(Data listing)
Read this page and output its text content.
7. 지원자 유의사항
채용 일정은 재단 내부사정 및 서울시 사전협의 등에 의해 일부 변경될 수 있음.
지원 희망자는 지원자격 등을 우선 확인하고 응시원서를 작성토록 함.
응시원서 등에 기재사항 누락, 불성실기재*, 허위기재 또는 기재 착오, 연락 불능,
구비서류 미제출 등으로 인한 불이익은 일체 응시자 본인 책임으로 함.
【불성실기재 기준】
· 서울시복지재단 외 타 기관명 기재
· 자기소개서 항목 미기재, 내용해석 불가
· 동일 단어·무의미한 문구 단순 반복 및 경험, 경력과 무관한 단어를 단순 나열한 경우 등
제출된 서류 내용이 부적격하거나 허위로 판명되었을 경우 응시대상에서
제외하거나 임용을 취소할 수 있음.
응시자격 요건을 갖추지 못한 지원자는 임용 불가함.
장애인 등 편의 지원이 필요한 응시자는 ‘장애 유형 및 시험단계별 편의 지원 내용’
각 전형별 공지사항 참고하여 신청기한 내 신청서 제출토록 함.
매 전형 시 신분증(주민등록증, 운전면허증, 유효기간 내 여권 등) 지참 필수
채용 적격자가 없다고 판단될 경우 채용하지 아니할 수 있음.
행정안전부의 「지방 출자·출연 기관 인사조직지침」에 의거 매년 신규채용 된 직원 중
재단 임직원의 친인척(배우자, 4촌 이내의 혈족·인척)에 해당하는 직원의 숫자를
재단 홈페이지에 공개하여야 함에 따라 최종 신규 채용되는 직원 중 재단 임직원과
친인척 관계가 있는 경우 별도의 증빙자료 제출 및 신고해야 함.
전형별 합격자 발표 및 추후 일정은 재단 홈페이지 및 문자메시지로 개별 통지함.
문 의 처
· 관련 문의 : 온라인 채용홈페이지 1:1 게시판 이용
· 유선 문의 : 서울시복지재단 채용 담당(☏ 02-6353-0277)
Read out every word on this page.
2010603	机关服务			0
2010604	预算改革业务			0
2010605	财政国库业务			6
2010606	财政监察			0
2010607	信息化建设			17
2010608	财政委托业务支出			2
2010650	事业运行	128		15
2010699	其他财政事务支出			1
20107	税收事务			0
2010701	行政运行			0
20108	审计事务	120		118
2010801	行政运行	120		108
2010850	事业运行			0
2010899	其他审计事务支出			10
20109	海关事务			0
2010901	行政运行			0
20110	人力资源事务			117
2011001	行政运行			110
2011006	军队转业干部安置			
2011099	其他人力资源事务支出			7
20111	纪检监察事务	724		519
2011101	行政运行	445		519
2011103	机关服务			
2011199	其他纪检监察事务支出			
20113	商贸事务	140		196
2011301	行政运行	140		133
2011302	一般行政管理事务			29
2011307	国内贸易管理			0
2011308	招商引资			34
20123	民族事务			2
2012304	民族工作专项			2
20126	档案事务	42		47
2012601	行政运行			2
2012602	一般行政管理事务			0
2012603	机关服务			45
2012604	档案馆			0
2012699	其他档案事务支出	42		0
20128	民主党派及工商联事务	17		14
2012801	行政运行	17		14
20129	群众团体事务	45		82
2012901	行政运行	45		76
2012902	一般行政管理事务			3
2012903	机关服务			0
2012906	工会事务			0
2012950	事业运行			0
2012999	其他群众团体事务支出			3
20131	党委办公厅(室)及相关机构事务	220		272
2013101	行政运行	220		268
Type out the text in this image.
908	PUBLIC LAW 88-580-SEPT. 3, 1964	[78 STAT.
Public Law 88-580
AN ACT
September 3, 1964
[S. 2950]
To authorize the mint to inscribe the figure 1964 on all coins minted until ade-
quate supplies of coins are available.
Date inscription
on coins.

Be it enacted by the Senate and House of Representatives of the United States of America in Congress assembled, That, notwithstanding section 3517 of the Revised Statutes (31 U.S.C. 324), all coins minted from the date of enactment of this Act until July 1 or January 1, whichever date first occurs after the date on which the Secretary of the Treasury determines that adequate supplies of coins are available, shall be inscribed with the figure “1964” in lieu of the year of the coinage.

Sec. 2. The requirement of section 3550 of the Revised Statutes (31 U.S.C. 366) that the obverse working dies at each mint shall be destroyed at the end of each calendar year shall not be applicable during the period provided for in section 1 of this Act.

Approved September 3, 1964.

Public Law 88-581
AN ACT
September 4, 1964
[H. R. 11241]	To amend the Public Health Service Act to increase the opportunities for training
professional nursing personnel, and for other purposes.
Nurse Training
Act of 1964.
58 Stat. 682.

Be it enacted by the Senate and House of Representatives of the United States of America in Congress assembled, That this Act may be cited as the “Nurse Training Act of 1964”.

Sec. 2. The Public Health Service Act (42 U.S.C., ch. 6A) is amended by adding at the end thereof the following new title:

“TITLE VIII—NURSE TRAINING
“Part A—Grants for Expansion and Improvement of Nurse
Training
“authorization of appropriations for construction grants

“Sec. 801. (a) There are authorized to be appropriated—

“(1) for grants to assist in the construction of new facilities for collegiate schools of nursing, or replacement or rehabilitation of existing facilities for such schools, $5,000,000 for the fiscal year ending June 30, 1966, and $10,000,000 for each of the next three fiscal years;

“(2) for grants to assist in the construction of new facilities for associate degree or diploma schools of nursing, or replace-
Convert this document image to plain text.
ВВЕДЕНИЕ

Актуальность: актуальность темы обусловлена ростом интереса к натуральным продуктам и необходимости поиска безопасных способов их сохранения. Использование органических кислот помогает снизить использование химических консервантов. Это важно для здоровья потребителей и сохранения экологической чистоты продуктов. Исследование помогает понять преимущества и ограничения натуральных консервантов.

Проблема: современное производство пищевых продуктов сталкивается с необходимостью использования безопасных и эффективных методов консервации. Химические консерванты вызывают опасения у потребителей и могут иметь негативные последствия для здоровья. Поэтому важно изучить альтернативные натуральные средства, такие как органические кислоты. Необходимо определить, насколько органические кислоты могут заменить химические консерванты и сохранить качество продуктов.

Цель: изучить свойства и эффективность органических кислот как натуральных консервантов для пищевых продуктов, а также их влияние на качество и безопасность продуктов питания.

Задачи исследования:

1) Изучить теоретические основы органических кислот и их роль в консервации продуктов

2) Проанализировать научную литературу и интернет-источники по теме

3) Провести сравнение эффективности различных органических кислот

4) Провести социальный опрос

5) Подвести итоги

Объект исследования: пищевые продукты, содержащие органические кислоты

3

(Given instruction): From the data above, extract every line in its exact form.

(Result):
Read this page and output its text content.
7. 지원자 유의사항
채용 일정은 재단 내부사정 및 서울시 사전협의 등에 의해 일부 변경될 수 있음.
지원 희망자는 지원자격 등을 우선 확인하고 응시원서를 작성토록 함.
응시원서 등에 기재사항 누락, 불성실기재*, 허위기재 또는 기재 착오, 연락 불능,
구비서류 미제출 등으로 인한 불이익은 일체 응시자 본인 책임으로 함.
【불성실기재 기준】
· 서울시복지재단 외 타 기관명 기재
· 자기소개서 항목 미기재, 내용해석 불가
· 동일 단어·무의미한 문구 단순 반복 및 경험, 경력과 무관한 단어를 단순 나열한 경우 등
제출된 서류 내용이 부적격하거나 허위로 판명되었을 경우 응시대상에서
제외하거나 임용을 취소할 수 있음.
응시자격 요건을 갖추지 못한 지원자는 임용 불가함.
장애인 등 편의 지원이 필요한 응시자는 ‘장애 유형 및 시험단계별 편의 지원 내용’
각 전형별 공지사항 참고하여 신청기한 내 신청서 제출토록 함.
매 전형 시 신분증(주민등록증, 운전면허증, 유효기간 내 여권 등) 지참 필수
채용 적격자가 없다고 판단될 경우 채용하지 아니할 수 있음.
행정안전부의 「지방 출자·출연 기관 인사조직지침」에 의거 매년 신규채용 된 직원 중
재단 임직원의 친인척(배우자, 4촌 이내의 혈족·인척)에 해당하는 직원의 숫자를
재단 홈페이지에 공개하여야 함에 따라 최종 신규 채용되는 직원 중 재단 임직원과
친인척 관계가 있는 경우 별도의 증빙자료 제출 및 신고해야 함.
전형별 합격자 발표 및 추후 일정은 재단 홈페이지 및 문자메시지로 개별 통지함.
문 의 처
· 관련 문의 : 온라인 채용홈페이지 1:1 게시판 이용
· 유선 문의 : 서울시복지재단 채용 담당(☏ 02-6353-0277)
Read out every word on this page.
2010603	机关服务			0
2010604	预算改革业务			0
2010605	财政国库业务			6
2010606	财政监察			0
2010607	信息化建设			17
2010608	财政委托业务支出			2
2010650	事业运行	128		15
2010699	其他财政事务支出			1
20107	税收事务			0
2010701	行政运行			0
20108	审计事务	120		118
2010801	行政运行	120		108
2010850	事业运行			0
2010899	其他审计事务支出			10
20109	海关事务			0
2010901	行政运行			0
20110	人力资源事务			117
2011001	行政运行			110
2011006	军队转业干部安置			
2011099	其他人力资源事务支出			7
20111	纪检监察事务	724		519
2011101	行政运行	445		519
2011103	机关服务			
2011199	其他纪检监察事务支出			
20113	商贸事务	140		196
2011301	行政运行	140		133
2011302	一般行政管理事务			29
2011307	国内贸易管理			0
2011308	招商引资			34
20123	民族事务			2
2012304	民族工作专项			2
20126	档案事务	42		47
2012601	行政运行			2
2012602	一般行政管理事务			0
2012603	机关服务			45
2012604	档案馆			0
2012699	其他档案事务支出	42		0
20128	民主党派及工商联事务	17		14
2012801	行政运行	17		14
20129	群众团体事务	45		82
2012901	行政运行	45		76
2012902	一般行政管理事务			3
2012903	机关服务			0
2012906	工会事务			0
2012950	事业运行			0
2012999	其他群众团体事务支出			3
20131	党委办公厅(室)及相关机构事务	220		272
2013101	行政运行	220		268
Type out the text in this image.
908	PUBLIC LAW 88-580-SEPT. 3, 1964	[78 STAT.
Public Law 88-580
AN ACT
September 3, 1964
[S. 2950]
To authorize the mint to inscribe the figure 1964 on all coins minted until ade-
quate supplies of coins are available.
Date inscription
on coins.

Be it enacted by the Senate and House of Representatives of the United States of America in Congress assembled, That, notwithstanding section 3517 of the Revised Statutes (31 U.S.C. 324), all coins minted from the date of enactment of this Act until July 1 or January 1, whichever date first occurs after the date on which the Secretary of the Treasury determines that adequate supplies of coins are available, shall be inscribed with the figure “1964” in lieu of the year of the coinage.

Sec. 2. The requirement of section 3550 of the Revised Statutes (31 U.S.C. 366) that the obverse working dies at each mint shall be destroyed at the end of each calendar year shall not be applicable during the period provided for in section 1 of this Act.

Approved September 3, 1964.

Public Law 88-581
AN ACT
September 4, 1964
[H. R. 11241]	To amend the Public Health Service Act to increase the opportunities for training
professional nursing personnel, and for other purposes.
Nurse Training
Act of 1964.
58 Stat. 682.

Be it enacted by the Senate and House of Representatives of the United States of America in Congress assembled, That this Act may be cited as the “Nurse Training Act of 1964”.

Sec. 2. The Public Health Service Act (42 U.S.C., ch. 6A) is amended by adding at the end thereof the following new title:

“TITLE VIII—NURSE TRAINING
“Part A—Grants for Expansion and Improvement of Nurse
Training
“authorization of appropriations for construction grants

“Sec. 801. (a) There are authorized to be appropriated—

“(1) for grants to assist in the construction of new facilities for collegiate schools of nursing, or replacement or rehabilitation of existing facilities for such schools, $5,000,000 for the fiscal year ending June 30, 1966, and $10,000,000 for each of the next three fiscal years;

“(2) for grants to assist in the construction of new facilities for associate degree or diploma schools of nursing, or replace-
Convert this document image to plain text.
ВВЕДЕНИЕ

Актуальность: актуальность темы обусловлена ростом интереса к натуральным продуктам и необходимости поиска безопасных способов их сохранения. Использование органических кислот помогает снизить использование химических консервантов. Это важно для здоровья потребителей и сохранения экологической чистоты продуктов. Исследование помогает понять преимущества и ограничения натуральных консервантов.

Проблема: современное производство пищевых продуктов сталкивается с необходимостью использования безопасных и эффективных методов консервации. Химические консерванты вызывают опасения у потребителей и могут иметь негативные последствия для здоровья. Поэтому важно изучить альтернативные натуральные средства, такие как органические кислоты. Необходимо определить, насколько органические кислоты могут заменить химические консерванты и сохранить качество продуктов.

Цель: изучить свойства и эффективность органических кислот как натуральных консервантов для пищевых продуктов, а также их влияние на качество и безопасность продуктов питания.

Задачи исследования:

1) Изучить теоретические основы органических кислот и их роль в консервации продуктов

2) Проанализировать научную литературу и интернет-источники по теме

3) Провести сравнение эффективности различных органических кислот

4) Провести социальный опрос

5) Подвести итоги

Объект исследования: пищевые продукты, содержащие органические кислоты

3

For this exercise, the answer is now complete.